▸ **GIVEN ENTRIES**:
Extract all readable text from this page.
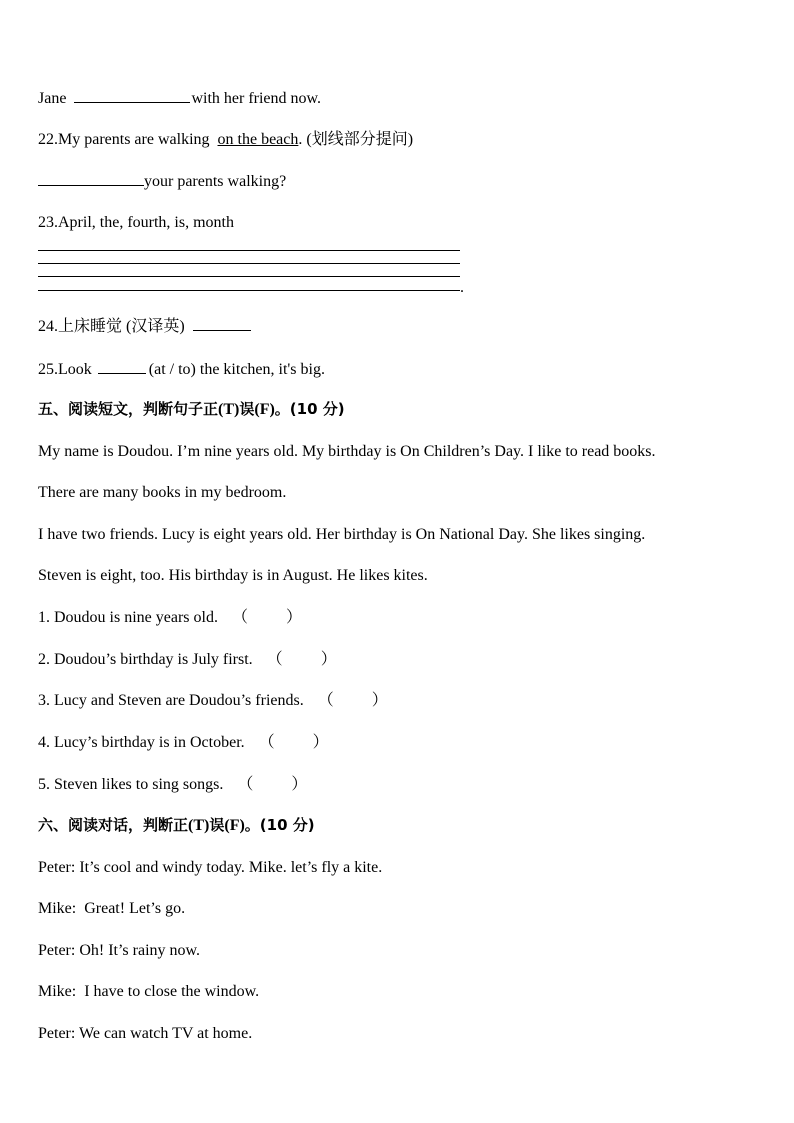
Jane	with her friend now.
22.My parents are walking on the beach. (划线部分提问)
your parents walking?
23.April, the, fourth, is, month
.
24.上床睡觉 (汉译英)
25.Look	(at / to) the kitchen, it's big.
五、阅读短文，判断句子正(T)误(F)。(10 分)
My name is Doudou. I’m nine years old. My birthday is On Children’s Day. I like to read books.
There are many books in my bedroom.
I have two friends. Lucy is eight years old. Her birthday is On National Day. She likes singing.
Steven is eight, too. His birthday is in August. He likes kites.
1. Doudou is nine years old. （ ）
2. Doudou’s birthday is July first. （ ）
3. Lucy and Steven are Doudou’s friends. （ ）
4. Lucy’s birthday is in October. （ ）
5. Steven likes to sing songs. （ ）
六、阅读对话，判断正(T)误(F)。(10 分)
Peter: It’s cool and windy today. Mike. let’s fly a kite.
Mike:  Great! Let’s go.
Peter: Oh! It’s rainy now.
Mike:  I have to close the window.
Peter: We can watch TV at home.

▸ **YOUR OBJECTIVE**:
The material above must be printed exactly, with its pictures left out.

▸ **ANSWER TO THIS PROBLEM**:
Extract all readable text from this page.
Jane	with her friend now.
22.My parents are walking on the beach. (划线部分提问)
your parents walking?
23.April, the, fourth, is, month
.
24.上床睡觉 (汉译英)
25.Look	(at / to) the kitchen, it's big.
五、阅读短文，判断句子正(T)误(F)。(10 分)
My name is Doudou. I’m nine years old. My birthday is On Children’s Day. I like to read books.
There are many books in my bedroom.
I have two friends. Lucy is eight years old. Her birthday is On National Day. She likes singing.
Steven is eight, too. His birthday is in August. He likes kites.
1. Doudou is nine years old. （ ）
2. Doudou’s birthday is July first. （ ）
3. Lucy and Steven are Doudou’s friends. （ ）
4. Lucy’s birthday is in October. （ ）
5. Steven likes to sing songs. （ ）
六、阅读对话，判断正(T)误(F)。(10 分)
Peter: It’s cool and windy today. Mike. let’s fly a kite.
Mike:  Great! Let’s go.
Peter: Oh! It’s rainy now.
Mike:  I have to close the window.
Peter: We can watch TV at home.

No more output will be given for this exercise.